_REQUIREMENTS_.
Reproduce each line of the listing exactly.

(Items from a data source)
___
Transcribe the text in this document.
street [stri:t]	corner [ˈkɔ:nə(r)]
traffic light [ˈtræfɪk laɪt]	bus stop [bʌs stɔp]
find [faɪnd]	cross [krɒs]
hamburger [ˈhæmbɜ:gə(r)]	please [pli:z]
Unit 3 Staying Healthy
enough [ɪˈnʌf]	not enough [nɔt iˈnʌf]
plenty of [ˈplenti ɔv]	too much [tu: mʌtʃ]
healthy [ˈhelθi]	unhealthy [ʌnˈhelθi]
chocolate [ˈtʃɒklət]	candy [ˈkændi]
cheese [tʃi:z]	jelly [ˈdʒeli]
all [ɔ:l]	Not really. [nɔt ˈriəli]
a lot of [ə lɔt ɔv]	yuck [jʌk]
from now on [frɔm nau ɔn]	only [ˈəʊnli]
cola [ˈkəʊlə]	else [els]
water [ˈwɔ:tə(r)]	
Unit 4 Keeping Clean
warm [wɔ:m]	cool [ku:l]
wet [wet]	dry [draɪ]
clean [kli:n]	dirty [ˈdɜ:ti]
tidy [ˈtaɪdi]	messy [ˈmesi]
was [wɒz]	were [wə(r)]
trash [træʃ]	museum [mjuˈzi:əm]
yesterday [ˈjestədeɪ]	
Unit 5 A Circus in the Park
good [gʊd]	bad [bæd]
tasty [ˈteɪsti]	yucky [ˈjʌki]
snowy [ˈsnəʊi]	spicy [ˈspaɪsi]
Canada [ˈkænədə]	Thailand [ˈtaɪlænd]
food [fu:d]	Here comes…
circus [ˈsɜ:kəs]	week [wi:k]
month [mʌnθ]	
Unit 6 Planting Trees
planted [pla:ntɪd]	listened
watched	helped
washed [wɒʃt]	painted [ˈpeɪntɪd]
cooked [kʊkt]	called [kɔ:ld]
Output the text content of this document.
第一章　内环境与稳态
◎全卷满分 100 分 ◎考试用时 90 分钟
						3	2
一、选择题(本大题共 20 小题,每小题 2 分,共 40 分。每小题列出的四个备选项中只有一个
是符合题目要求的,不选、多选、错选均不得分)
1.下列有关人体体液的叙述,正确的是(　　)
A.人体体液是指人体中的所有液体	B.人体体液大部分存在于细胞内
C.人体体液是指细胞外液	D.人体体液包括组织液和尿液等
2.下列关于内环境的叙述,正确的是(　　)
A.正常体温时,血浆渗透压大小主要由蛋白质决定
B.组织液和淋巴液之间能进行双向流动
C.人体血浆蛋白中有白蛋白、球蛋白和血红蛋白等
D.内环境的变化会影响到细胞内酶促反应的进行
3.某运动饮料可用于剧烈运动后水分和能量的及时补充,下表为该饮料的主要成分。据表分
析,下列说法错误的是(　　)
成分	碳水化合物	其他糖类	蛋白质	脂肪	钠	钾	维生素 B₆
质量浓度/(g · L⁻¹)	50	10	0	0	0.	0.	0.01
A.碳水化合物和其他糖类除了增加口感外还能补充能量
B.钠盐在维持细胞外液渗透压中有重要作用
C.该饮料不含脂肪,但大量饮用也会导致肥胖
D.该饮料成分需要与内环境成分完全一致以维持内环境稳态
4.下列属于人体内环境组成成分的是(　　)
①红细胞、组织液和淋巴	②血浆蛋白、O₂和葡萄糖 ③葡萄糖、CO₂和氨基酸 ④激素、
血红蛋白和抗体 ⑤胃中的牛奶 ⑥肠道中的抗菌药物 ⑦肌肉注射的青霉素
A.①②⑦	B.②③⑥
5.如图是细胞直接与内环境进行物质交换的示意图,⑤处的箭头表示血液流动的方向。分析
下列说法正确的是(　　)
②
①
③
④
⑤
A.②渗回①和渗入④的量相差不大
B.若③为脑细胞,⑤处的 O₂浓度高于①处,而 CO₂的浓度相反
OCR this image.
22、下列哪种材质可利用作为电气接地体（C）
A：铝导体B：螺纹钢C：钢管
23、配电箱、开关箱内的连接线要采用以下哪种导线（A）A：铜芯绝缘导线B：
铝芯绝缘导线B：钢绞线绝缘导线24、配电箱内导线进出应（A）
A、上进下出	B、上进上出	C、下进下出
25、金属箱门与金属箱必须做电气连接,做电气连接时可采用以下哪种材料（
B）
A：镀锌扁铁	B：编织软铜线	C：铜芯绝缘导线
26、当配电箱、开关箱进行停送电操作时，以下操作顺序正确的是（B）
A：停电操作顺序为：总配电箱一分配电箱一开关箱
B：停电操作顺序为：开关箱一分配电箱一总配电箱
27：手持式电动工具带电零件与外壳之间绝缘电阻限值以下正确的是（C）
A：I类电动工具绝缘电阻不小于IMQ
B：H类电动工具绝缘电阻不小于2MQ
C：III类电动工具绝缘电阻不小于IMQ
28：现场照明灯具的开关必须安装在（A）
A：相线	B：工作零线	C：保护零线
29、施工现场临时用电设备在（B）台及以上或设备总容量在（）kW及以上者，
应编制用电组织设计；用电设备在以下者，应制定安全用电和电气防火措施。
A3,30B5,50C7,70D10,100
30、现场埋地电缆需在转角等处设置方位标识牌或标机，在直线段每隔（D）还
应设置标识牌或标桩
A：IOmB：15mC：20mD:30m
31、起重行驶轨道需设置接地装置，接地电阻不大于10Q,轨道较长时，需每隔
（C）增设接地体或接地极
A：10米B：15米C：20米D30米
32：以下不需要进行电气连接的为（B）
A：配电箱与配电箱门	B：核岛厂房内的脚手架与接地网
___
_SOLUTION TO THE EXERCISE_.
Transcribe the text in this document.
street [stri:t]	corner [ˈkɔ:nə(r)]
traffic light [ˈtræfɪk laɪt]	bus stop [bʌs stɔp]
find [faɪnd]	cross [krɒs]
hamburger [ˈhæmbɜ:gə(r)]	please [pli:z]
Unit 3 Staying Healthy
enough [ɪˈnʌf]	not enough [nɔt iˈnʌf]
plenty of [ˈplenti ɔv]	too much [tu: mʌtʃ]
healthy [ˈhelθi]	unhealthy [ʌnˈhelθi]
chocolate [ˈtʃɒklət]	candy [ˈkændi]
cheese [tʃi:z]	jelly [ˈdʒeli]
all [ɔ:l]	Not really. [nɔt ˈriəli]
a lot of [ə lɔt ɔv]	yuck [jʌk]
from now on [frɔm nau ɔn]	only [ˈəʊnli]
cola [ˈkəʊlə]	else [els]
water [ˈwɔ:tə(r)]	
Unit 4 Keeping Clean
warm [wɔ:m]	cool [ku:l]
wet [wet]	dry [draɪ]
clean [kli:n]	dirty [ˈdɜ:ti]
tidy [ˈtaɪdi]	messy [ˈmesi]
was [wɒz]	were [wə(r)]
trash [træʃ]	museum [mjuˈzi:əm]
yesterday [ˈjestədeɪ]	
Unit 5 A Circus in the Park
good [gʊd]	bad [bæd]
tasty [ˈteɪsti]	yucky [ˈjʌki]
snowy [ˈsnəʊi]	spicy [ˈspaɪsi]
Canada [ˈkænədə]	Thailand [ˈtaɪlænd]
food [fu:d]	Here comes…
circus [ˈsɜ:kəs]	week [wi:k]
month [mʌnθ]	
Unit 6 Planting Trees
planted [pla:ntɪd]	listened
watched	helped
washed [wɒʃt]	painted [ˈpeɪntɪd]
cooked [kʊkt]	called [kɔ:ld]
Output the text content of this document.
第一章　内环境与稳态
◎全卷满分 100 分 ◎考试用时 90 分钟
						3	2
一、选择题(本大题共 20 小题,每小题 2 分,共 40 分。每小题列出的四个备选项中只有一个
是符合题目要求的,不选、多选、错选均不得分)
1.下列有关人体体液的叙述,正确的是(　　)
A.人体体液是指人体中的所有液体	B.人体体液大部分存在于细胞内
C.人体体液是指细胞外液	D.人体体液包括组织液和尿液等
2.下列关于内环境的叙述,正确的是(　　)
A.正常体温时,血浆渗透压大小主要由蛋白质决定
B.组织液和淋巴液之间能进行双向流动
C.人体血浆蛋白中有白蛋白、球蛋白和血红蛋白等
D.内环境的变化会影响到细胞内酶促反应的进行
3.某运动饮料可用于剧烈运动后水分和能量的及时补充,下表为该饮料的主要成分。据表分
析,下列说法错误的是(　　)
成分	碳水化合物	其他糖类	蛋白质	脂肪	钠	钾	维生素 B₆
质量浓度/(g · L⁻¹)	50	10	0	0	0.	0.	0.01
A.碳水化合物和其他糖类除了增加口感外还能补充能量
B.钠盐在维持细胞外液渗透压中有重要作用
C.该饮料不含脂肪,但大量饮用也会导致肥胖
D.该饮料成分需要与内环境成分完全一致以维持内环境稳态
4.下列属于人体内环境组成成分的是(　　)
①红细胞、组织液和淋巴	②血浆蛋白、O₂和葡萄糖 ③葡萄糖、CO₂和氨基酸 ④激素、
血红蛋白和抗体 ⑤胃中的牛奶 ⑥肠道中的抗菌药物 ⑦肌肉注射的青霉素
A.①②⑦	B.②③⑥
5.如图是细胞直接与内环境进行物质交换的示意图,⑤处的箭头表示血液流动的方向。分析
下列说法正确的是(　　)
②
①
③
④
⑤
A.②渗回①和渗入④的量相差不大
B.若③为脑细胞,⑤处的 O₂浓度高于①处,而 CO₂的浓度相反
OCR this image.
22、下列哪种材质可利用作为电气接地体（C）
A：铝导体B：螺纹钢C：钢管
23、配电箱、开关箱内的连接线要采用以下哪种导线（A）A：铜芯绝缘导线B：
铝芯绝缘导线B：钢绞线绝缘导线24、配电箱内导线进出应（A）
A、上进下出	B、上进上出	C、下进下出
25、金属箱门与金属箱必须做电气连接,做电气连接时可采用以下哪种材料（
B）
A：镀锌扁铁	B：编织软铜线	C：铜芯绝缘导线
26、当配电箱、开关箱进行停送电操作时，以下操作顺序正确的是（B）
A：停电操作顺序为：总配电箱一分配电箱一开关箱
B：停电操作顺序为：开关箱一分配电箱一总配电箱
27：手持式电动工具带电零件与外壳之间绝缘电阻限值以下正确的是（C）
A：I类电动工具绝缘电阻不小于IMQ
B：H类电动工具绝缘电阻不小于2MQ
C：III类电动工具绝缘电阻不小于IMQ
28：现场照明灯具的开关必须安装在（A）
A：相线	B：工作零线	C：保护零线
29、施工现场临时用电设备在（B）台及以上或设备总容量在（）kW及以上者，
应编制用电组织设计；用电设备在以下者，应制定安全用电和电气防火措施。
A3,30B5,50C7,70D10,100
30、现场埋地电缆需在转角等处设置方位标识牌或标机，在直线段每隔（D）还
应设置标识牌或标桩
A：IOmB：15mC：20mD:30m
31、起重行驶轨道需设置接地装置，接地电阻不大于10Q,轨道较长时，需每隔
（C）增设接地体或接地极
A：10米B：15米C：20米D30米
32：以下不需要进行电气连接的为（B）
A：配电箱与配电箱门	B：核岛厂房内的脚手架与接地网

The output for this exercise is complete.